— START —

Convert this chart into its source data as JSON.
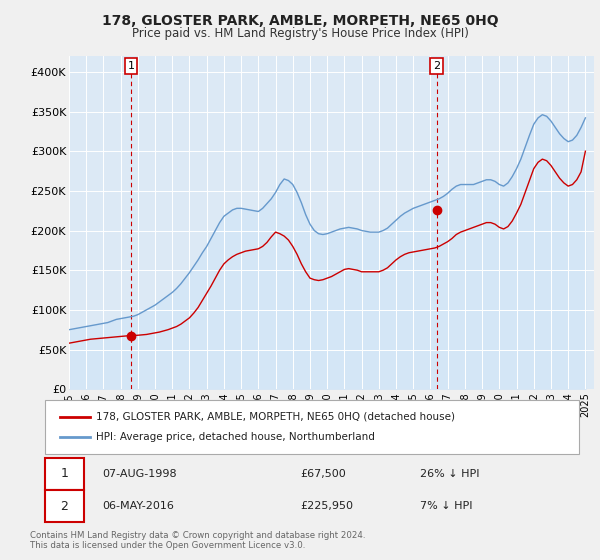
{
  "title": "178, GLOSTER PARK, AMBLE, MORPETH, NE65 0HQ",
  "subtitle": "Price paid vs. HM Land Registry's House Price Index (HPI)",
  "legend_label_red": "178, GLOSTER PARK, AMBLE, MORPETH, NE65 0HQ (detached house)",
  "legend_label_blue": "HPI: Average price, detached house, Northumberland",
  "footnote": "Contains HM Land Registry data © Crown copyright and database right 2024.\nThis data is licensed under the Open Government Licence v3.0.",
  "sale1_date": "07-AUG-1998",
  "sale1_price": "£67,500",
  "sale1_hpi": "26% ↓ HPI",
  "sale2_date": "06-MAY-2016",
  "sale2_price": "£225,950",
  "sale2_hpi": "7% ↓ HPI",
  "marker1_x": 1998.6,
  "marker1_y": 67500,
  "marker2_x": 2016.35,
  "marker2_y": 225950,
  "xlim": [
    1995,
    2025.5
  ],
  "ylim": [
    0,
    420000
  ],
  "yticks": [
    0,
    50000,
    100000,
    150000,
    200000,
    250000,
    300000,
    350000,
    400000
  ],
  "ytick_labels": [
    "£0",
    "£50K",
    "£100K",
    "£150K",
    "£200K",
    "£250K",
    "£300K",
    "£350K",
    "£400K"
  ],
  "xtick_years": [
    1995,
    1996,
    1997,
    1998,
    1999,
    2000,
    2001,
    2002,
    2003,
    2004,
    2005,
    2006,
    2007,
    2008,
    2009,
    2010,
    2011,
    2012,
    2013,
    2014,
    2015,
    2016,
    2017,
    2018,
    2019,
    2020,
    2021,
    2022,
    2023,
    2024,
    2025
  ],
  "red_color": "#cc0000",
  "blue_color": "#6699cc",
  "blue_fill": "#d0e4f7",
  "bg_color": "#f0f0f0",
  "plot_bg_color": "#dce9f5",
  "grid_color": "#ffffff",
  "hpi_x": [
    1995.0,
    1995.25,
    1995.5,
    1995.75,
    1996.0,
    1996.25,
    1996.5,
    1996.75,
    1997.0,
    1997.25,
    1997.5,
    1997.75,
    1998.0,
    1998.25,
    1998.5,
    1998.75,
    1999.0,
    1999.25,
    1999.5,
    1999.75,
    2000.0,
    2000.25,
    2000.5,
    2000.75,
    2001.0,
    2001.25,
    2001.5,
    2001.75,
    2002.0,
    2002.25,
    2002.5,
    2002.75,
    2003.0,
    2003.25,
    2003.5,
    2003.75,
    2004.0,
    2004.25,
    2004.5,
    2004.75,
    2005.0,
    2005.25,
    2005.5,
    2005.75,
    2006.0,
    2006.25,
    2006.5,
    2006.75,
    2007.0,
    2007.25,
    2007.5,
    2007.75,
    2008.0,
    2008.25,
    2008.5,
    2008.75,
    2009.0,
    2009.25,
    2009.5,
    2009.75,
    2010.0,
    2010.25,
    2010.5,
    2010.75,
    2011.0,
    2011.25,
    2011.5,
    2011.75,
    2012.0,
    2012.25,
    2012.5,
    2012.75,
    2013.0,
    2013.25,
    2013.5,
    2013.75,
    2014.0,
    2014.25,
    2014.5,
    2014.75,
    2015.0,
    2015.25,
    2015.5,
    2015.75,
    2016.0,
    2016.25,
    2016.5,
    2016.75,
    2017.0,
    2017.25,
    2017.5,
    2017.75,
    2018.0,
    2018.25,
    2018.5,
    2018.75,
    2019.0,
    2019.25,
    2019.5,
    2019.75,
    2020.0,
    2020.25,
    2020.5,
    2020.75,
    2021.0,
    2021.25,
    2021.5,
    2021.75,
    2022.0,
    2022.25,
    2022.5,
    2022.75,
    2023.0,
    2023.25,
    2023.5,
    2023.75,
    2024.0,
    2024.25,
    2024.5,
    2024.75,
    2025.0
  ],
  "hpi_y": [
    75000,
    76000,
    77000,
    78000,
    79000,
    80000,
    81000,
    82000,
    83000,
    84000,
    86000,
    88000,
    89000,
    90000,
    91000,
    92000,
    94000,
    97000,
    100000,
    103000,
    106000,
    110000,
    114000,
    118000,
    122000,
    127000,
    133000,
    140000,
    147000,
    155000,
    163000,
    172000,
    180000,
    190000,
    200000,
    210000,
    218000,
    222000,
    226000,
    228000,
    228000,
    227000,
    226000,
    225000,
    224000,
    228000,
    234000,
    240000,
    248000,
    258000,
    265000,
    263000,
    258000,
    248000,
    235000,
    220000,
    208000,
    200000,
    196000,
    195000,
    196000,
    198000,
    200000,
    202000,
    203000,
    204000,
    203000,
    202000,
    200000,
    199000,
    198000,
    198000,
    198000,
    200000,
    203000,
    208000,
    213000,
    218000,
    222000,
    225000,
    228000,
    230000,
    232000,
    234000,
    236000,
    238000,
    240000,
    243000,
    247000,
    252000,
    256000,
    258000,
    258000,
    258000,
    258000,
    260000,
    262000,
    264000,
    264000,
    262000,
    258000,
    256000,
    260000,
    268000,
    278000,
    290000,
    305000,
    320000,
    334000,
    342000,
    346000,
    344000,
    338000,
    330000,
    322000,
    316000,
    312000,
    314000,
    320000,
    330000,
    342000
  ],
  "price_x": [
    1995.0,
    1995.25,
    1995.5,
    1995.75,
    1996.0,
    1996.25,
    1996.5,
    1996.75,
    1997.0,
    1997.25,
    1997.5,
    1997.75,
    1998.0,
    1998.25,
    1998.5,
    1998.75,
    1999.0,
    1999.25,
    1999.5,
    1999.75,
    2000.0,
    2000.25,
    2000.5,
    2000.75,
    2001.0,
    2001.25,
    2001.5,
    2001.75,
    2002.0,
    2002.25,
    2002.5,
    2002.75,
    2003.0,
    2003.25,
    2003.5,
    2003.75,
    2004.0,
    2004.25,
    2004.5,
    2004.75,
    2005.0,
    2005.25,
    2005.5,
    2005.75,
    2006.0,
    2006.25,
    2006.5,
    2006.75,
    2007.0,
    2007.25,
    2007.5,
    2007.75,
    2008.0,
    2008.25,
    2008.5,
    2008.75,
    2009.0,
    2009.25,
    2009.5,
    2009.75,
    2010.0,
    2010.25,
    2010.5,
    2010.75,
    2011.0,
    2011.25,
    2011.5,
    2011.75,
    2012.0,
    2012.25,
    2012.5,
    2012.75,
    2013.0,
    2013.25,
    2013.5,
    2013.75,
    2014.0,
    2014.25,
    2014.5,
    2014.75,
    2015.0,
    2015.25,
    2015.5,
    2015.75,
    2016.0,
    2016.25,
    2016.5,
    2016.75,
    2017.0,
    2017.25,
    2017.5,
    2017.75,
    2018.0,
    2018.25,
    2018.5,
    2018.75,
    2019.0,
    2019.25,
    2019.5,
    2019.75,
    2020.0,
    2020.25,
    2020.5,
    2020.75,
    2021.0,
    2021.25,
    2021.5,
    2021.75,
    2022.0,
    2022.25,
    2022.5,
    2022.75,
    2023.0,
    2023.25,
    2023.5,
    2023.75,
    2024.0,
    2024.25,
    2024.5,
    2024.75,
    2025.0
  ],
  "price_y": [
    58000,
    59000,
    60000,
    61000,
    62000,
    63000,
    63500,
    64000,
    64500,
    65000,
    65500,
    66000,
    66500,
    67000,
    67500,
    67800,
    68000,
    68500,
    69000,
    70000,
    71000,
    72000,
    73500,
    75000,
    77000,
    79000,
    82000,
    86000,
    90000,
    96000,
    103000,
    112000,
    121000,
    130000,
    140000,
    150000,
    158000,
    163000,
    167000,
    170000,
    172000,
    174000,
    175000,
    176000,
    177000,
    180000,
    185000,
    192000,
    198000,
    196000,
    193000,
    188000,
    180000,
    170000,
    158000,
    148000,
    140000,
    138000,
    137000,
    138000,
    140000,
    142000,
    145000,
    148000,
    151000,
    152000,
    151000,
    150000,
    148000,
    148000,
    148000,
    148000,
    148000,
    150000,
    153000,
    158000,
    163000,
    167000,
    170000,
    172000,
    173000,
    174000,
    175000,
    176000,
    177000,
    178000,
    180000,
    183000,
    186000,
    190000,
    195000,
    198000,
    200000,
    202000,
    204000,
    206000,
    208000,
    210000,
    210000,
    208000,
    204000,
    202000,
    205000,
    212000,
    222000,
    233000,
    248000,
    263000,
    278000,
    286000,
    290000,
    288000,
    282000,
    274000,
    266000,
    260000,
    256000,
    258000,
    264000,
    274000,
    300000
  ]
}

— END —

Problem statement: Write out every line of the entries that holds the word "AMBLE".

Result below:
  "title": "178, GLOSTER PARK, AMBLE, MORPETH, NE65 0HQ",
  "legend_label_red": "178, GLOSTER PARK, AMBLE, MORPETH, NE65 0HQ (detached house)",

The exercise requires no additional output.